__STATED GOAL__
From the records below, copy every line that contains the word "本大题共".

Raw records:
━━━━

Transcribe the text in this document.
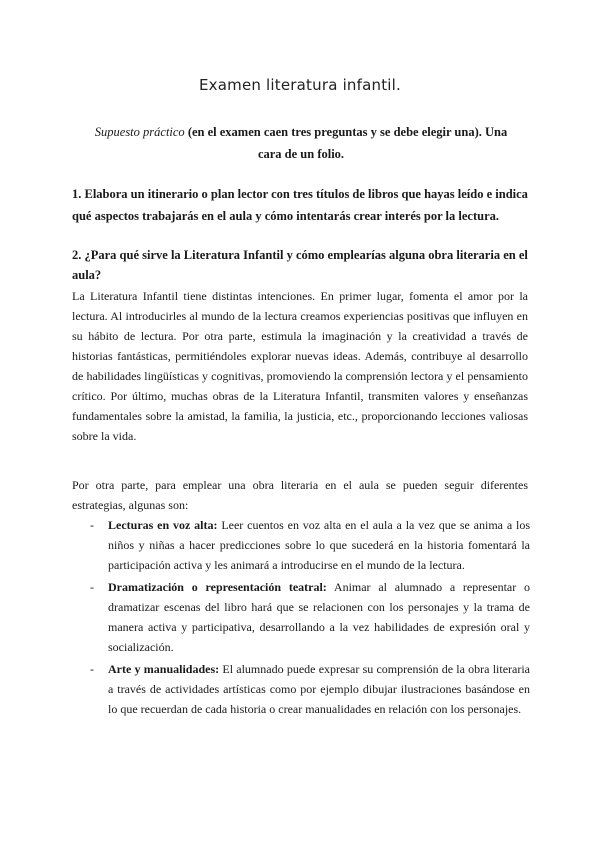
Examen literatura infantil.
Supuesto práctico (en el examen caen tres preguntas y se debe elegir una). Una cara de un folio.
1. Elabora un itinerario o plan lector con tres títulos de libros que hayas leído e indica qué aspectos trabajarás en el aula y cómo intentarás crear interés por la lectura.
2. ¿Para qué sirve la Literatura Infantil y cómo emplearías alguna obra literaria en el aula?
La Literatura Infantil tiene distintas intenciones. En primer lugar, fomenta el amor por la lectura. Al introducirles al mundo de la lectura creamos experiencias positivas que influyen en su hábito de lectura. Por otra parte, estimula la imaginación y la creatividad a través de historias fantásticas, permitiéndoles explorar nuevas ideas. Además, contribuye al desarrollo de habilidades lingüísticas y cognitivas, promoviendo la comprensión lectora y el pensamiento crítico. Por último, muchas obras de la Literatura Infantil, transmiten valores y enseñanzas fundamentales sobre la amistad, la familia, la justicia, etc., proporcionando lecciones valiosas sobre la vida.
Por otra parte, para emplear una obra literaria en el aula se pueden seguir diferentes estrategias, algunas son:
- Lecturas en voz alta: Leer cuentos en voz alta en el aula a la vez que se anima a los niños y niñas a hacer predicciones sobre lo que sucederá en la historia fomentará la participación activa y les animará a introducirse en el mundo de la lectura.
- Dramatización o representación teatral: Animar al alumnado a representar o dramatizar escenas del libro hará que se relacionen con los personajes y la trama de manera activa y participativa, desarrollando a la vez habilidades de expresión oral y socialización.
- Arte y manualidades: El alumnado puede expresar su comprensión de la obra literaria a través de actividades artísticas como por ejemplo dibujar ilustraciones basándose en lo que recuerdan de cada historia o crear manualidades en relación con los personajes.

━━━━

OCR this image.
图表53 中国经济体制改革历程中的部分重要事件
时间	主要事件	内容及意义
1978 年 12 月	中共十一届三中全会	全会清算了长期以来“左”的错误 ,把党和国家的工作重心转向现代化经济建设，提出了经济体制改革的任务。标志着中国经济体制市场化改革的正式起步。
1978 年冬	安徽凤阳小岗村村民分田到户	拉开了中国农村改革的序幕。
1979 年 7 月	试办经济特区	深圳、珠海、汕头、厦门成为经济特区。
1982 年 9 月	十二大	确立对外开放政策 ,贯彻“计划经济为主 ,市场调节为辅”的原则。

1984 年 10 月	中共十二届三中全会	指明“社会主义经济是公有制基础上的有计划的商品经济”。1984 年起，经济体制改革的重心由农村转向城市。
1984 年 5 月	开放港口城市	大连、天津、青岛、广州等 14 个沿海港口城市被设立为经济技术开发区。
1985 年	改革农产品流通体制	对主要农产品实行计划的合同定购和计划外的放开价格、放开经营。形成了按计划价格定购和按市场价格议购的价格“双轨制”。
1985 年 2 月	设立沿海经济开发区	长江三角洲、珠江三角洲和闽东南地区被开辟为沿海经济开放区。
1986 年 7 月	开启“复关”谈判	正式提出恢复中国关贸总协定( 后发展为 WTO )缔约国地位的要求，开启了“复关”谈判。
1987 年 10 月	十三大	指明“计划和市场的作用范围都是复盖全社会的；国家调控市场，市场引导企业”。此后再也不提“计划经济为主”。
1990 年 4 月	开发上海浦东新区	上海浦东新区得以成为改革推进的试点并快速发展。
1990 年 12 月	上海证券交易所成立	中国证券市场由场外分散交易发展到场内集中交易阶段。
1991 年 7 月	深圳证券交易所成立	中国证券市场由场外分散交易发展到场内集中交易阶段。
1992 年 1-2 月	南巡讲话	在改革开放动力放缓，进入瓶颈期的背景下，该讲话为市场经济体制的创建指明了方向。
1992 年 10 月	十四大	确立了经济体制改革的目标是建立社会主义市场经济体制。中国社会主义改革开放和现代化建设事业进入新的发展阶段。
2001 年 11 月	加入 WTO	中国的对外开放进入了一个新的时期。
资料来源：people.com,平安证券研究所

━━━━

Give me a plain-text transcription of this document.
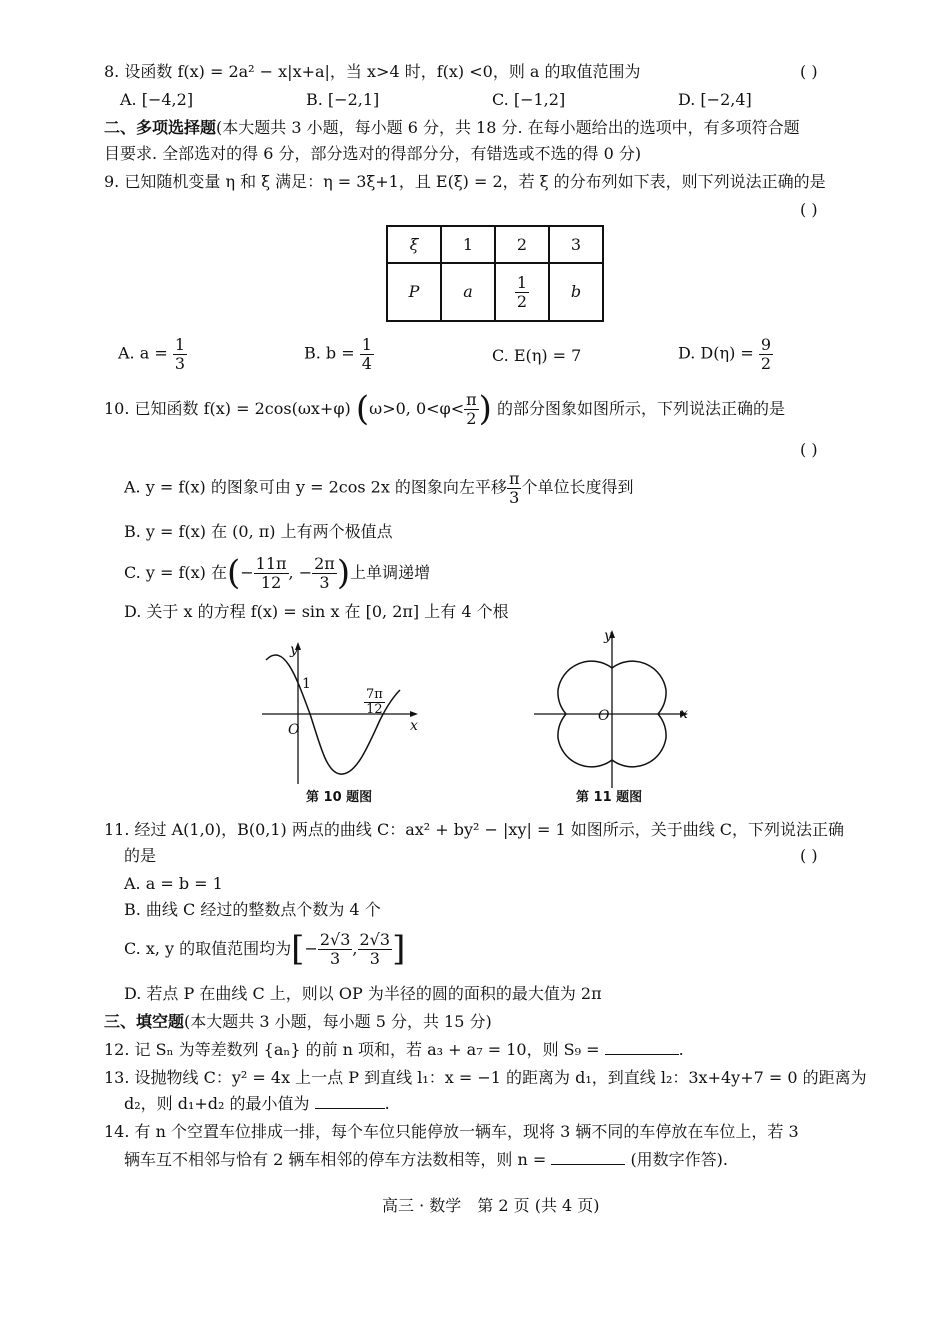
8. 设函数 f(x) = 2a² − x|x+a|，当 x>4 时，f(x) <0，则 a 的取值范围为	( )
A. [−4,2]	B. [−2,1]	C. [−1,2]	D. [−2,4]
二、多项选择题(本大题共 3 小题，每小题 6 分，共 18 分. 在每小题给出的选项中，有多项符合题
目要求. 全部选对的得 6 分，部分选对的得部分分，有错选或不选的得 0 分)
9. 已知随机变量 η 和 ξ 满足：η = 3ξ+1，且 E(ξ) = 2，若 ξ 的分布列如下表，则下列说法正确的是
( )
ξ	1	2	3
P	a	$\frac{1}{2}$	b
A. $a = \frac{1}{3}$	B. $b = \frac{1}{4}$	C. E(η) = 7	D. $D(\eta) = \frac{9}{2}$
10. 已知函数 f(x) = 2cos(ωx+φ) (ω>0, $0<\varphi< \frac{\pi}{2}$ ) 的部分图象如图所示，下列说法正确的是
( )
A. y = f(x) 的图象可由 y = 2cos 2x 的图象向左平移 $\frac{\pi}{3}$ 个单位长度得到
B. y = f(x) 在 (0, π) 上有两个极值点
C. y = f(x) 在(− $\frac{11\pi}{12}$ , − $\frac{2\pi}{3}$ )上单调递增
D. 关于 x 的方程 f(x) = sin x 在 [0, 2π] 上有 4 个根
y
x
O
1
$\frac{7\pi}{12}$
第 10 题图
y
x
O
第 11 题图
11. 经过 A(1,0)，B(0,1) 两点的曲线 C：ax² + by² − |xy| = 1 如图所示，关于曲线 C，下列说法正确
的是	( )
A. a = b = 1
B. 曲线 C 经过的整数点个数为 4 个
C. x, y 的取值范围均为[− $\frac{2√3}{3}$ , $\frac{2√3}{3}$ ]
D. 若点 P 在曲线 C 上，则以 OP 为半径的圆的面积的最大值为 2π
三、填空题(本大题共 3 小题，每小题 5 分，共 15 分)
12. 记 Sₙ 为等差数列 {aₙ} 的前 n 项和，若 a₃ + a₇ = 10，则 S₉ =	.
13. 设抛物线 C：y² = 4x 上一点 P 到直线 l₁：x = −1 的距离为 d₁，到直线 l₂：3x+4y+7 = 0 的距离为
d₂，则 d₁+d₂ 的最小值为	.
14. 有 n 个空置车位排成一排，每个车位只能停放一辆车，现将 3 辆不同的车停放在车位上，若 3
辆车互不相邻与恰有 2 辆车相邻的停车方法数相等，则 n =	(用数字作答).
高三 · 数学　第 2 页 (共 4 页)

━━━━

__REPLY__
二、多项选择题(本大题共 3 小题，每小题 6 分，共 18 分. 在每小题给出的选项中，有多项符合题
三、填空题(本大题共 3 小题，每小题 5 分，共 15 分)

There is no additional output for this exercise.